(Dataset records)
· · · · ·
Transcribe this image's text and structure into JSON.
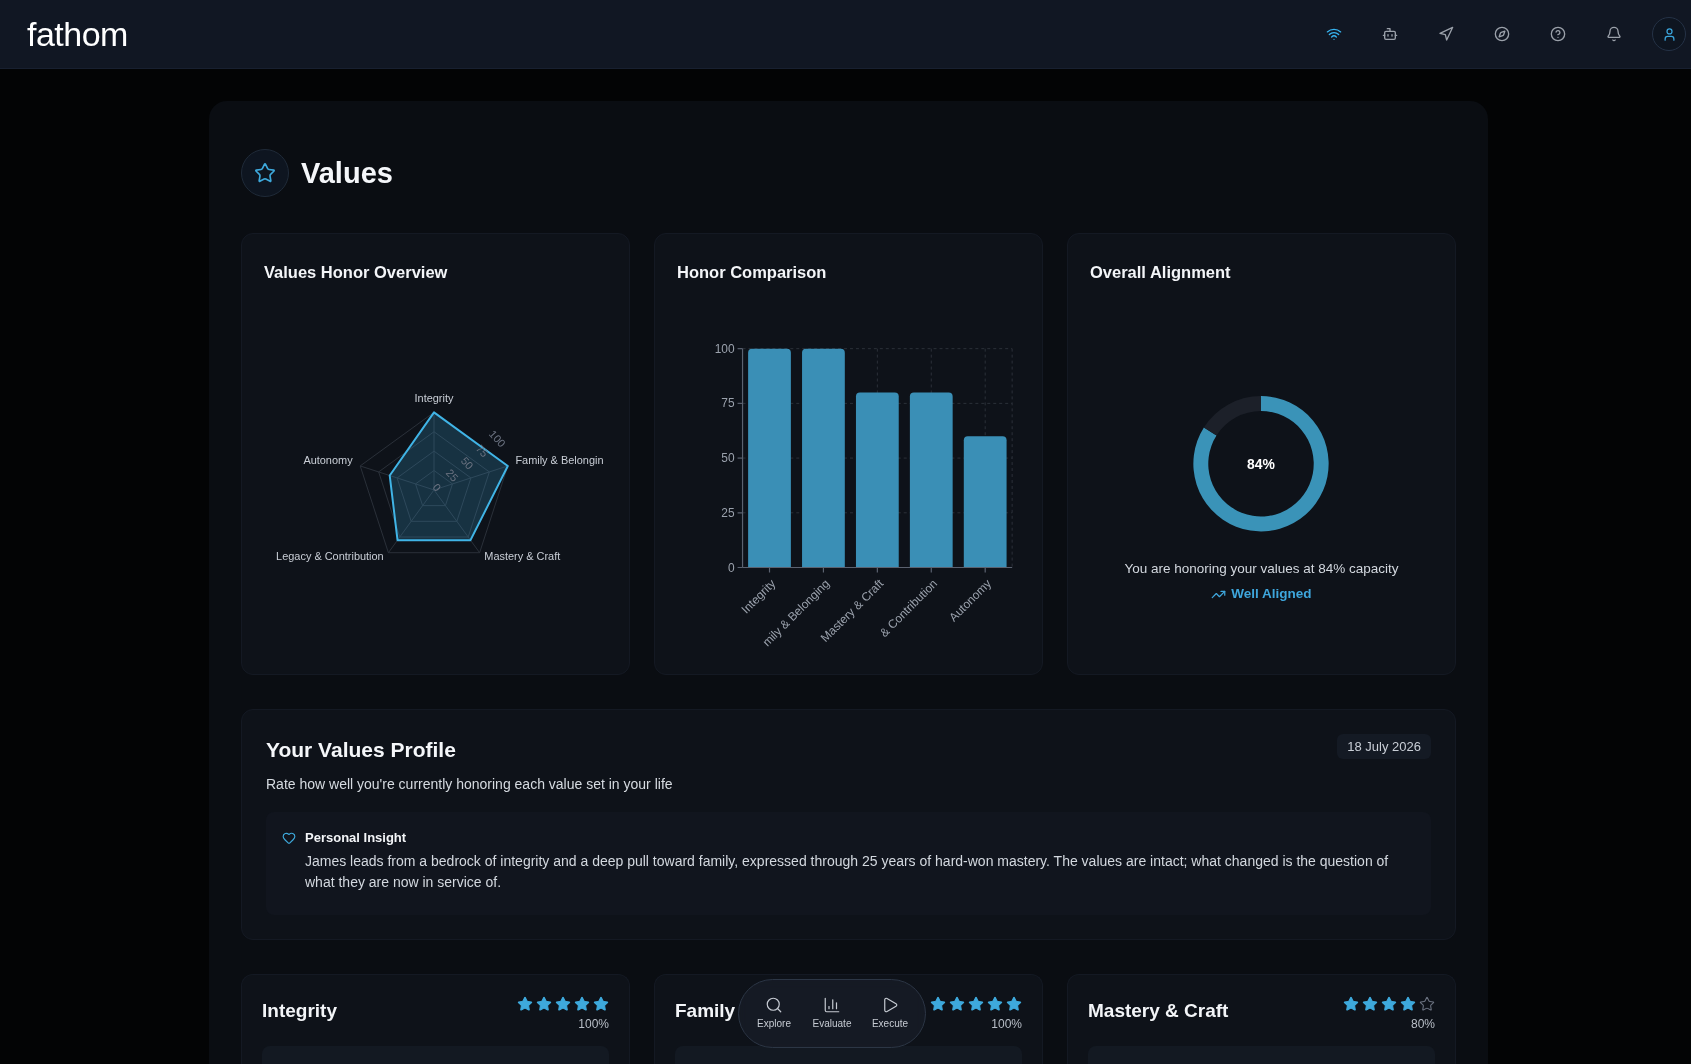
{
  "header": {
    "logo": "fathom",
    "tools": [
      {
        "kind": "wifi",
        "selected": true
      },
      {
        "kind": "bot",
        "selected": false
      },
      {
        "kind": "navigation",
        "selected": false
      },
      {
        "kind": "compass",
        "selected": false
      },
      {
        "kind": "help",
        "selected": false
      },
      {
        "kind": "bell",
        "selected": false
      }
    ]
  },
  "page": {
    "title": "Values"
  },
  "overview_cards": [
    {
      "title": "Values Honor Overview",
      "chart_data": {
        "type": "radar",
        "categories": [
          "Integrity",
          "Family & Belongin",
          "Mastery & Craft",
          "Legacy & Contribution",
          "Autonomy"
        ],
        "values": [
          100,
          100,
          80,
          80,
          60
        ],
        "ylim": [
          0,
          100
        ],
        "yticks": [
          0,
          25,
          50,
          75,
          100
        ],
        "grid": true
      }
    },
    {
      "title": "Honor Comparison",
      "chart_data": {
        "type": "bar",
        "categories": [
          "Integrity",
          "mily & Belonging",
          "Mastery & Craft",
          "& Contribution",
          "Autonomy"
        ],
        "values": [
          100,
          100,
          80,
          80,
          60
        ],
        "ylim": [
          0,
          100
        ],
        "yticks": [
          0,
          25,
          50,
          75,
          100
        ],
        "grid": true
      }
    },
    {
      "title": "Overall Alignment",
      "chart_data": {
        "type": "donut",
        "values": [
          84,
          16
        ]
      },
      "value": "84%",
      "caption": "You are honoring your values at 84% capacity",
      "status": "Well Aligned"
    }
  ],
  "profile": {
    "title": "Your Values Profile",
    "subtitle": "Rate how well you're currently honoring each value set in your life",
    "date": "18 July 2026",
    "insight": {
      "title": "Personal Insight",
      "text": "James leads from a bedrock of integrity and a deep pull toward family, expressed through 25 years of hard-won mastery. The values are intact; what changed is the question of what they are now in service of."
    }
  },
  "value_cards": [
    {
      "title": "Integrity",
      "stars": 5,
      "percent": "100%"
    },
    {
      "title": "Family",
      "stars": 5,
      "percent": "100%"
    },
    {
      "title": "Mastery & Craft",
      "stars": 4,
      "percent": "80%"
    }
  ],
  "dock": [
    {
      "kind": "search",
      "label": "Explore"
    },
    {
      "kind": "chart",
      "label": "Evaluate"
    },
    {
      "kind": "play",
      "label": "Execute"
    }
  ]
}
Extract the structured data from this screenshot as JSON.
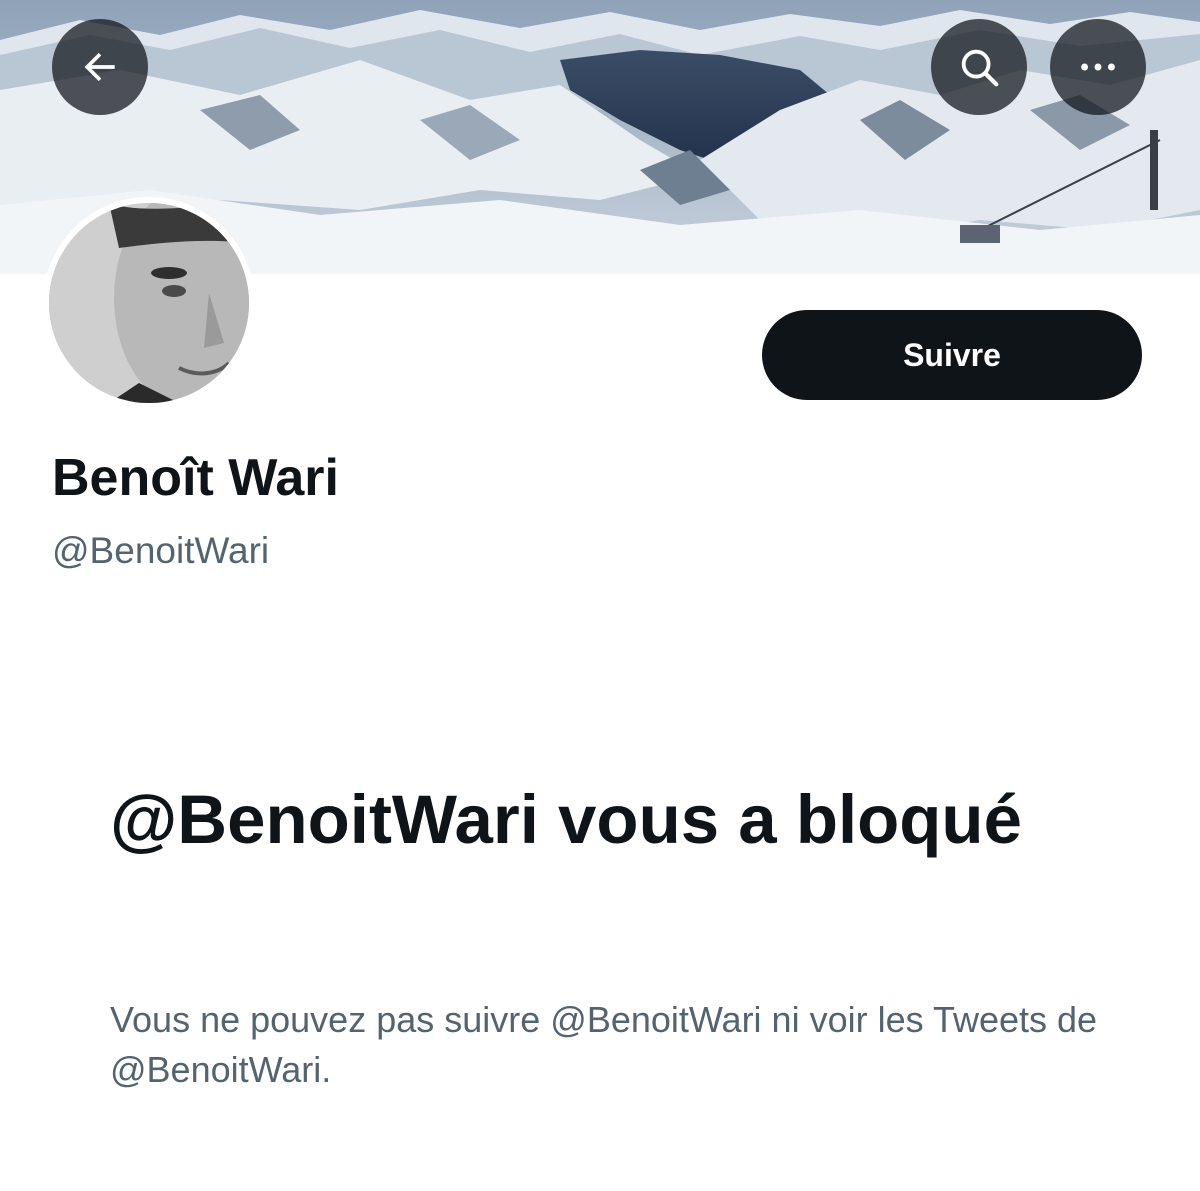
{
  "profile": {
    "display_name": "Benoît Wari",
    "handle": "@BenoitWari",
    "banner_image": "snowy-mountains-landscape",
    "avatar_image": "grayscale-portrait-man"
  },
  "actions": {
    "follow_label": "Suivre",
    "back_icon": "arrow-left-icon",
    "search_icon": "search-icon",
    "more_icon": "more-horizontal-icon"
  },
  "blocked": {
    "title": "@BenoitWari vous a bloqué",
    "description": "Vous ne pouvez pas suivre @BenoitWari ni voir les Tweets de @BenoitWari."
  },
  "colors": {
    "primary_text": "#0f1419",
    "secondary_text": "#536471",
    "button_bg": "#0f1419",
    "button_text": "#ffffff",
    "overlay_button": "#0f1419"
  }
}
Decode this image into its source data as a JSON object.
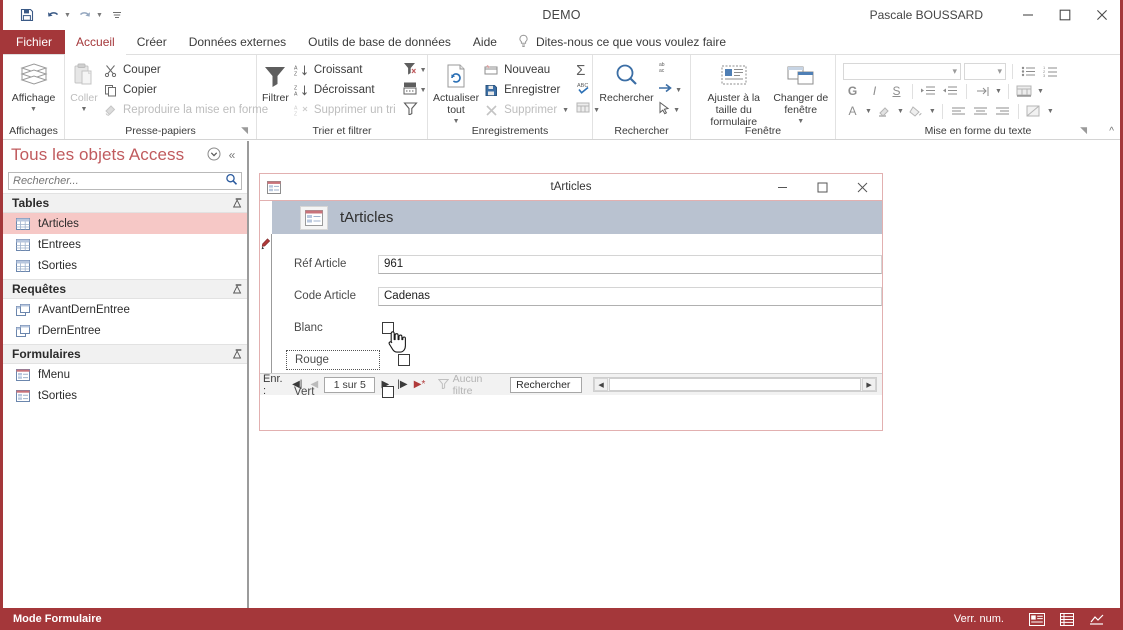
{
  "titlebar": {
    "app_title": "DEMO",
    "username": "Pascale BOUSSARD",
    "qat": [
      {
        "name": "save-icon",
        "label": "Enregistrer"
      },
      {
        "name": "undo-icon",
        "label": "Annuler"
      },
      {
        "name": "redo-icon",
        "label": "Rétablir"
      },
      {
        "name": "customize-qat-icon",
        "label": "Personnaliser la barre d'outils Accès rapide"
      }
    ],
    "window_buttons": {
      "minimize": "Réduire",
      "maximize": "Agrandir",
      "close": "Fermer"
    }
  },
  "ribbon": {
    "tabs": [
      {
        "label": "Fichier",
        "type": "file"
      },
      {
        "label": "Accueil",
        "type": "active"
      },
      {
        "label": "Créer",
        "type": "normal"
      },
      {
        "label": "Données externes",
        "type": "normal"
      },
      {
        "label": "Outils de base de données",
        "type": "normal"
      },
      {
        "label": "Aide",
        "type": "normal"
      }
    ],
    "tellme": "Dites-nous ce que vous voulez faire",
    "groups": {
      "affichages": {
        "label": "Affichages",
        "button": "Affichage"
      },
      "presse_papiers": {
        "label": "Presse-papiers",
        "paste": "Coller",
        "cut": "Couper",
        "copy": "Copier",
        "format_painter": "Reproduire la mise en forme"
      },
      "trier_filtrer": {
        "label": "Trier et filtrer",
        "filter": "Filtrer",
        "asc": "Croissant",
        "desc": "Décroissant",
        "remove_sort": "Supprimer un tri"
      },
      "enregistrements": {
        "label": "Enregistrements",
        "refresh_all": "Actualiser tout",
        "new": "Nouveau",
        "save": "Enregistrer",
        "delete": "Supprimer"
      },
      "rechercher": {
        "label": "Rechercher",
        "find": "Rechercher"
      },
      "fenetre": {
        "label": "Fenêtre",
        "fit_form": "Ajuster à la taille du formulaire",
        "switch_window": "Changer de fenêtre"
      },
      "mise_en_forme": {
        "label": "Mise en forme du texte",
        "bold": "G",
        "italic": "I",
        "underline": "S",
        "font_color": "A"
      }
    },
    "collapse": "Réduire le ruban"
  },
  "navpane": {
    "title": "Tous les objets Access",
    "menu_icon": "chevron-circle-down-icon",
    "collapse_icon": "double-chevron-left-icon",
    "search_placeholder": "Rechercher...",
    "search_value": "",
    "groups": [
      {
        "label": "Tables",
        "items": [
          {
            "label": "tArticles",
            "icon": "table-icon",
            "selected": true
          },
          {
            "label": "tEntrees",
            "icon": "table-icon",
            "selected": false
          },
          {
            "label": "tSorties",
            "icon": "table-icon",
            "selected": false
          }
        ]
      },
      {
        "label": "Requêtes",
        "items": [
          {
            "label": "rAvantDernEntree",
            "icon": "query-icon",
            "selected": false
          },
          {
            "label": "rDernEntree",
            "icon": "query-icon",
            "selected": false
          }
        ]
      },
      {
        "label": "Formulaires",
        "items": [
          {
            "label": "fMenu",
            "icon": "form-icon",
            "selected": false
          },
          {
            "label": "tSorties",
            "icon": "form-icon",
            "selected": false
          }
        ]
      }
    ]
  },
  "form_window": {
    "title": "tArticles",
    "banner_title": "tArticles",
    "window_buttons": {
      "minimize": "Réduire",
      "maximize": "Agrandir",
      "close": "Fermer"
    },
    "record_indicator": "pencil-icon",
    "fields": [
      {
        "label": "Réf Article",
        "type": "text",
        "value": "961"
      },
      {
        "label": "Code Article",
        "type": "text",
        "value": "Cadenas"
      },
      {
        "label": "Blanc",
        "type": "checkbox",
        "checked": false,
        "selected": false
      },
      {
        "label": "Rouge",
        "type": "checkbox",
        "checked": false,
        "selected": true
      },
      {
        "label": "Vert",
        "type": "checkbox",
        "checked": false,
        "selected": false
      }
    ],
    "navigator": {
      "prefix": "Enr. :",
      "first": "Premier enregistrement",
      "prev": "Enregistrement précédent",
      "position": "1 sur 5",
      "next": "Enregistrement suivant",
      "last": "Dernier enregistrement",
      "new": "Nouvel enregistrement",
      "filter_label": "Aucun filtre",
      "search_label": "Rechercher"
    }
  },
  "statusbar": {
    "mode": "Mode Formulaire",
    "numlock": "Verr. num.",
    "views": [
      {
        "name": "form-view-icon",
        "label": "Mode Formulaire"
      },
      {
        "name": "datasheet-view-icon",
        "label": "Mode Feuille de données"
      },
      {
        "name": "design-view-icon",
        "label": "Mode Création"
      }
    ]
  },
  "colors": {
    "accent": "#a4373a",
    "nav_title": "#c05b5e",
    "selection": "#f6c8c6",
    "banner": "#b9c2d0"
  }
}
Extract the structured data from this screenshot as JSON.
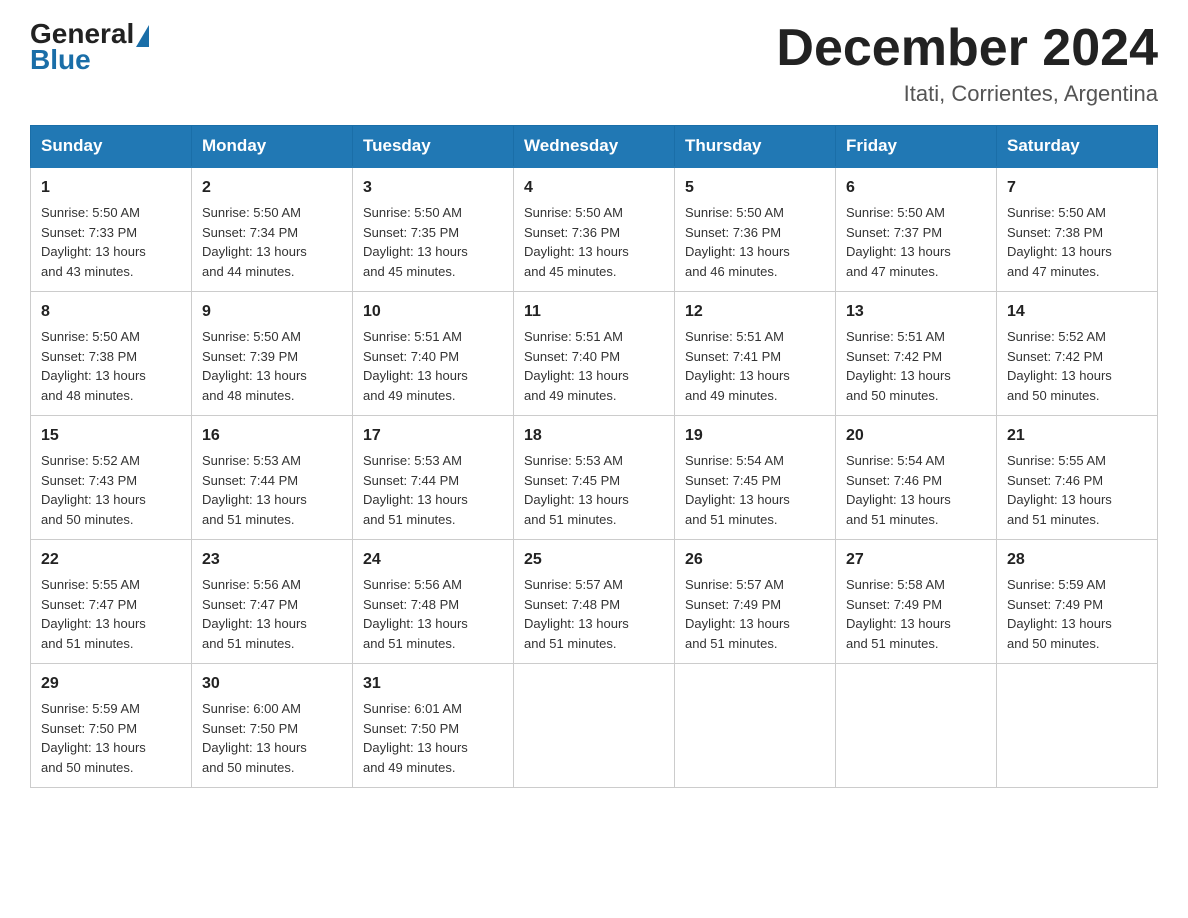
{
  "header": {
    "logo_general": "General",
    "logo_blue": "Blue",
    "month_title": "December 2024",
    "location": "Itati, Corrientes, Argentina"
  },
  "days_of_week": [
    "Sunday",
    "Monday",
    "Tuesday",
    "Wednesday",
    "Thursday",
    "Friday",
    "Saturday"
  ],
  "weeks": [
    [
      {
        "day": "1",
        "sunrise": "5:50 AM",
        "sunset": "7:33 PM",
        "daylight": "13 hours and 43 minutes."
      },
      {
        "day": "2",
        "sunrise": "5:50 AM",
        "sunset": "7:34 PM",
        "daylight": "13 hours and 44 minutes."
      },
      {
        "day": "3",
        "sunrise": "5:50 AM",
        "sunset": "7:35 PM",
        "daylight": "13 hours and 45 minutes."
      },
      {
        "day": "4",
        "sunrise": "5:50 AM",
        "sunset": "7:36 PM",
        "daylight": "13 hours and 45 minutes."
      },
      {
        "day": "5",
        "sunrise": "5:50 AM",
        "sunset": "7:36 PM",
        "daylight": "13 hours and 46 minutes."
      },
      {
        "day": "6",
        "sunrise": "5:50 AM",
        "sunset": "7:37 PM",
        "daylight": "13 hours and 47 minutes."
      },
      {
        "day": "7",
        "sunrise": "5:50 AM",
        "sunset": "7:38 PM",
        "daylight": "13 hours and 47 minutes."
      }
    ],
    [
      {
        "day": "8",
        "sunrise": "5:50 AM",
        "sunset": "7:38 PM",
        "daylight": "13 hours and 48 minutes."
      },
      {
        "day": "9",
        "sunrise": "5:50 AM",
        "sunset": "7:39 PM",
        "daylight": "13 hours and 48 minutes."
      },
      {
        "day": "10",
        "sunrise": "5:51 AM",
        "sunset": "7:40 PM",
        "daylight": "13 hours and 49 minutes."
      },
      {
        "day": "11",
        "sunrise": "5:51 AM",
        "sunset": "7:40 PM",
        "daylight": "13 hours and 49 minutes."
      },
      {
        "day": "12",
        "sunrise": "5:51 AM",
        "sunset": "7:41 PM",
        "daylight": "13 hours and 49 minutes."
      },
      {
        "day": "13",
        "sunrise": "5:51 AM",
        "sunset": "7:42 PM",
        "daylight": "13 hours and 50 minutes."
      },
      {
        "day": "14",
        "sunrise": "5:52 AM",
        "sunset": "7:42 PM",
        "daylight": "13 hours and 50 minutes."
      }
    ],
    [
      {
        "day": "15",
        "sunrise": "5:52 AM",
        "sunset": "7:43 PM",
        "daylight": "13 hours and 50 minutes."
      },
      {
        "day": "16",
        "sunrise": "5:53 AM",
        "sunset": "7:44 PM",
        "daylight": "13 hours and 51 minutes."
      },
      {
        "day": "17",
        "sunrise": "5:53 AM",
        "sunset": "7:44 PM",
        "daylight": "13 hours and 51 minutes."
      },
      {
        "day": "18",
        "sunrise": "5:53 AM",
        "sunset": "7:45 PM",
        "daylight": "13 hours and 51 minutes."
      },
      {
        "day": "19",
        "sunrise": "5:54 AM",
        "sunset": "7:45 PM",
        "daylight": "13 hours and 51 minutes."
      },
      {
        "day": "20",
        "sunrise": "5:54 AM",
        "sunset": "7:46 PM",
        "daylight": "13 hours and 51 minutes."
      },
      {
        "day": "21",
        "sunrise": "5:55 AM",
        "sunset": "7:46 PM",
        "daylight": "13 hours and 51 minutes."
      }
    ],
    [
      {
        "day": "22",
        "sunrise": "5:55 AM",
        "sunset": "7:47 PM",
        "daylight": "13 hours and 51 minutes."
      },
      {
        "day": "23",
        "sunrise": "5:56 AM",
        "sunset": "7:47 PM",
        "daylight": "13 hours and 51 minutes."
      },
      {
        "day": "24",
        "sunrise": "5:56 AM",
        "sunset": "7:48 PM",
        "daylight": "13 hours and 51 minutes."
      },
      {
        "day": "25",
        "sunrise": "5:57 AM",
        "sunset": "7:48 PM",
        "daylight": "13 hours and 51 minutes."
      },
      {
        "day": "26",
        "sunrise": "5:57 AM",
        "sunset": "7:49 PM",
        "daylight": "13 hours and 51 minutes."
      },
      {
        "day": "27",
        "sunrise": "5:58 AM",
        "sunset": "7:49 PM",
        "daylight": "13 hours and 51 minutes."
      },
      {
        "day": "28",
        "sunrise": "5:59 AM",
        "sunset": "7:49 PM",
        "daylight": "13 hours and 50 minutes."
      }
    ],
    [
      {
        "day": "29",
        "sunrise": "5:59 AM",
        "sunset": "7:50 PM",
        "daylight": "13 hours and 50 minutes."
      },
      {
        "day": "30",
        "sunrise": "6:00 AM",
        "sunset": "7:50 PM",
        "daylight": "13 hours and 50 minutes."
      },
      {
        "day": "31",
        "sunrise": "6:01 AM",
        "sunset": "7:50 PM",
        "daylight": "13 hours and 49 minutes."
      },
      null,
      null,
      null,
      null
    ]
  ],
  "labels": {
    "sunrise": "Sunrise:",
    "sunset": "Sunset:",
    "daylight": "Daylight:"
  }
}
· · · · ·
◆ Instructions for the task:
Scan the material above. Copy each line where "into" occurs.

◆ Complete answer:
Transcribe this image's text and structure into JSON.
Decode this image into its source data as a JSON object.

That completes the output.